**PROBLEM DETAILS**
Restate all the material verbatim, except for the pictures.

=== RECORDS FOR THE EXERCISE ===

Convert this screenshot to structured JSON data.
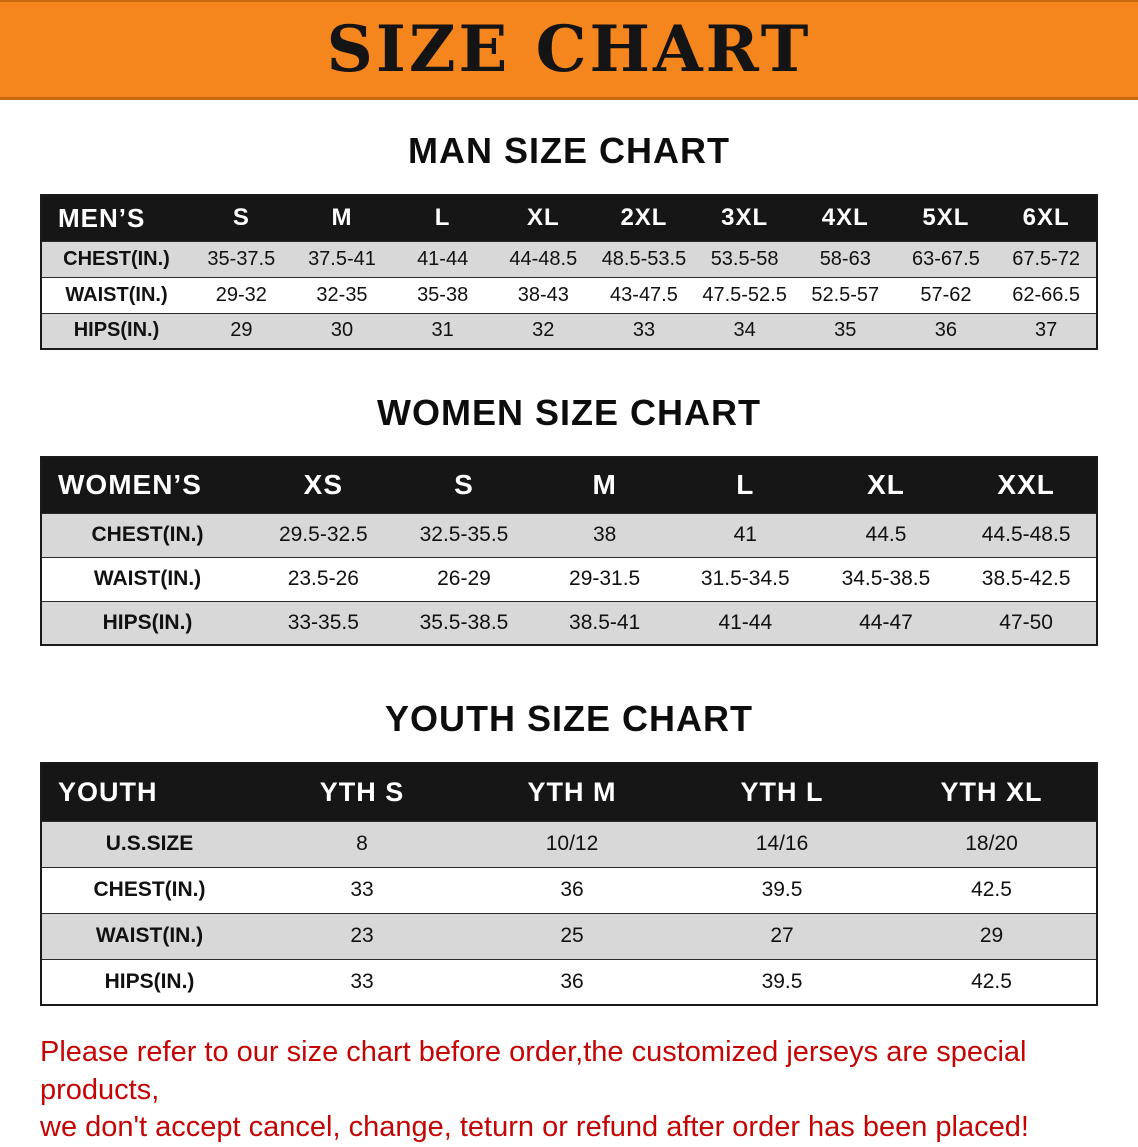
{
  "banner": {
    "title": "SIZE CHART",
    "bg_color": "#f5851d",
    "text_color": "#141414"
  },
  "sections": [
    {
      "heading": "MAN SIZE CHART",
      "table": {
        "label": "MEN’S",
        "columns": [
          "S",
          "M",
          "L",
          "XL",
          "2XL",
          "3XL",
          "4XL",
          "5XL",
          "6XL"
        ],
        "rows": [
          {
            "label": "CHEST(IN.)",
            "values": [
              "35-37.5",
              "37.5-41",
              "41-44",
              "44-48.5",
              "48.5-53.5",
              "53.5-58",
              "58-63",
              "63-67.5",
              "67.5-72"
            ]
          },
          {
            "label": "WAIST(IN.)",
            "values": [
              "29-32",
              "32-35",
              "35-38",
              "38-43",
              "43-47.5",
              "47.5-52.5",
              "52.5-57",
              "57-62",
              "62-66.5"
            ]
          },
          {
            "label": "HIPS(IN.)",
            "values": [
              "29",
              "30",
              "31",
              "32",
              "33",
              "34",
              "35",
              "36",
              "37"
            ]
          }
        ]
      }
    },
    {
      "heading": "WOMEN SIZE CHART",
      "table": {
        "label": "WOMEN’S",
        "columns": [
          "XS",
          "S",
          "M",
          "L",
          "XL",
          "XXL"
        ],
        "rows": [
          {
            "label": "CHEST(IN.)",
            "values": [
              "29.5-32.5",
              "32.5-35.5",
              "38",
              "41",
              "44.5",
              "44.5-48.5"
            ]
          },
          {
            "label": "WAIST(IN.)",
            "values": [
              "23.5-26",
              "26-29",
              "29-31.5",
              "31.5-34.5",
              "34.5-38.5",
              "38.5-42.5"
            ]
          },
          {
            "label": "HIPS(IN.)",
            "values": [
              "33-35.5",
              "35.5-38.5",
              "38.5-41",
              "41-44",
              "44-47",
              "47-50"
            ]
          }
        ]
      }
    },
    {
      "heading": "YOUTH SIZE CHART",
      "table": {
        "label": "YOUTH",
        "columns": [
          "YTH S",
          "YTH M",
          "YTH L",
          "YTH XL"
        ],
        "rows": [
          {
            "label": "U.S.SIZE",
            "values": [
              "8",
              "10/12",
              "14/16",
              "18/20"
            ]
          },
          {
            "label": "CHEST(IN.)",
            "values": [
              "33",
              "36",
              "39.5",
              "42.5"
            ]
          },
          {
            "label": "WAIST(IN.)",
            "values": [
              "23",
              "25",
              "27",
              "29"
            ]
          },
          {
            "label": "HIPS(IN.)",
            "values": [
              "33",
              "36",
              "39.5",
              "42.5"
            ]
          }
        ]
      }
    }
  ],
  "footer": {
    "line1": "Please refer to our size chart before order,the customized jerseys are special products,",
    "line2": "we don't accept cancel, change, teturn or refund after order has been placed!",
    "text_color": "#c40505"
  }
}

===

**RESPONSE TO THIS EXERCISE**
Convert this screenshot to structured JSON data.
{
  "banner": {
    "title": "SIZE CHART",
    "bg_color": "#f5851d",
    "text_color": "#141414"
  },
  "sections": [
    {
      "heading": "MAN SIZE CHART",
      "table": {
        "label": "MEN’S",
        "columns": [
          "S",
          "M",
          "L",
          "XL",
          "2XL",
          "3XL",
          "4XL",
          "5XL",
          "6XL"
        ],
        "rows": [
          {
            "label": "CHEST(IN.)",
            "values": [
              "35-37.5",
              "37.5-41",
              "41-44",
              "44-48.5",
              "48.5-53.5",
              "53.5-58",
              "58-63",
              "63-67.5",
              "67.5-72"
            ]
          },
          {
            "label": "WAIST(IN.)",
            "values": [
              "29-32",
              "32-35",
              "35-38",
              "38-43",
              "43-47.5",
              "47.5-52.5",
              "52.5-57",
              "57-62",
              "62-66.5"
            ]
          },
          {
            "label": "HIPS(IN.)",
            "values": [
              "29",
              "30",
              "31",
              "32",
              "33",
              "34",
              "35",
              "36",
              "37"
            ]
          }
        ]
      }
    },
    {
      "heading": "WOMEN SIZE CHART",
      "table": {
        "label": "WOMEN’S",
        "columns": [
          "XS",
          "S",
          "M",
          "L",
          "XL",
          "XXL"
        ],
        "rows": [
          {
            "label": "CHEST(IN.)",
            "values": [
              "29.5-32.5",
              "32.5-35.5",
              "38",
              "41",
              "44.5",
              "44.5-48.5"
            ]
          },
          {
            "label": "WAIST(IN.)",
            "values": [
              "23.5-26",
              "26-29",
              "29-31.5",
              "31.5-34.5",
              "34.5-38.5",
              "38.5-42.5"
            ]
          },
          {
            "label": "HIPS(IN.)",
            "values": [
              "33-35.5",
              "35.5-38.5",
              "38.5-41",
              "41-44",
              "44-47",
              "47-50"
            ]
          }
        ]
      }
    },
    {
      "heading": "YOUTH SIZE CHART",
      "table": {
        "label": "YOUTH",
        "columns": [
          "YTH S",
          "YTH M",
          "YTH L",
          "YTH XL"
        ],
        "rows": [
          {
            "label": "U.S.SIZE",
            "values": [
              "8",
              "10/12",
              "14/16",
              "18/20"
            ]
          },
          {
            "label": "CHEST(IN.)",
            "values": [
              "33",
              "36",
              "39.5",
              "42.5"
            ]
          },
          {
            "label": "WAIST(IN.)",
            "values": [
              "23",
              "25",
              "27",
              "29"
            ]
          },
          {
            "label": "HIPS(IN.)",
            "values": [
              "33",
              "36",
              "39.5",
              "42.5"
            ]
          }
        ]
      }
    }
  ],
  "footer": {
    "line1": "Please refer to our size chart before order,the customized jerseys are special products,",
    "line2": "we don't accept cancel, change, teturn or refund after order has been placed!",
    "text_color": "#c40505"
  }
}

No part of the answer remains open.